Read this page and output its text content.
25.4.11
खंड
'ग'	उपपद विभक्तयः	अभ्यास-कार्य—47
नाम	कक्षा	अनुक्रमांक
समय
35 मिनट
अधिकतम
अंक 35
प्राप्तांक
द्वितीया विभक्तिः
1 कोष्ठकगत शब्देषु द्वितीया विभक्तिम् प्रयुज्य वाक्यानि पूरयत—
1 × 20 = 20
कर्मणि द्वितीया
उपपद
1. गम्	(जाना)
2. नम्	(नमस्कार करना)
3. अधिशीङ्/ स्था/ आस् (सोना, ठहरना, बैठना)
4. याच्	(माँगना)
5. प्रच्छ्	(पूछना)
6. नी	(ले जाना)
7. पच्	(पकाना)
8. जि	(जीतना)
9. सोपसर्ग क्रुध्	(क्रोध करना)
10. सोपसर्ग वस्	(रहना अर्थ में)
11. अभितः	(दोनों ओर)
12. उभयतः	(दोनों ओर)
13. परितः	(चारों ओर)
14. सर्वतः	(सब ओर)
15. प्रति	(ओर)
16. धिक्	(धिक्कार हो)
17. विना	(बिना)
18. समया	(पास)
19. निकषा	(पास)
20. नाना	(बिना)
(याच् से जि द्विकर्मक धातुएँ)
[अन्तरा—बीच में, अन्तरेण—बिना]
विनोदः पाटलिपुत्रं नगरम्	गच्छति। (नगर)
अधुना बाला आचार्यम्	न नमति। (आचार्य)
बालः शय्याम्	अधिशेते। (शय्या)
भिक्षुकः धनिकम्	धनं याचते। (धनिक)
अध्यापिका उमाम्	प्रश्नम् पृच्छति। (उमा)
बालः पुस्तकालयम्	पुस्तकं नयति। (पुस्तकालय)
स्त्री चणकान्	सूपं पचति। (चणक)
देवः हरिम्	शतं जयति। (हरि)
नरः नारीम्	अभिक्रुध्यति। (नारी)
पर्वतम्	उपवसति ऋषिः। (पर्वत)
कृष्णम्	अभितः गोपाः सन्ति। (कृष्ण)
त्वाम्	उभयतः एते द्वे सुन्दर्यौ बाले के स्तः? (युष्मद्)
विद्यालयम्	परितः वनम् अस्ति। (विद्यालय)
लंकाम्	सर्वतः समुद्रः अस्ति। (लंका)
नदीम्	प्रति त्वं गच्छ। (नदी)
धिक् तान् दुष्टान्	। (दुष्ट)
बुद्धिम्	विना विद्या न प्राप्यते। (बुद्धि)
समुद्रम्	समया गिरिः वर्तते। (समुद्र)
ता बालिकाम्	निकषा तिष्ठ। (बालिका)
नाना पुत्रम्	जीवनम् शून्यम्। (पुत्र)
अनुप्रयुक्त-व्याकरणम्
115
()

------------------------------------------------

Task brief: Copy out every line in the entries above that holds "उभयत".

Full response:
12. उभयतः	(दोनों ओर)
त्वाम्	उभयतः एते द्वे सुन्दर्यौ बाले के स्तः? (युष्मद्)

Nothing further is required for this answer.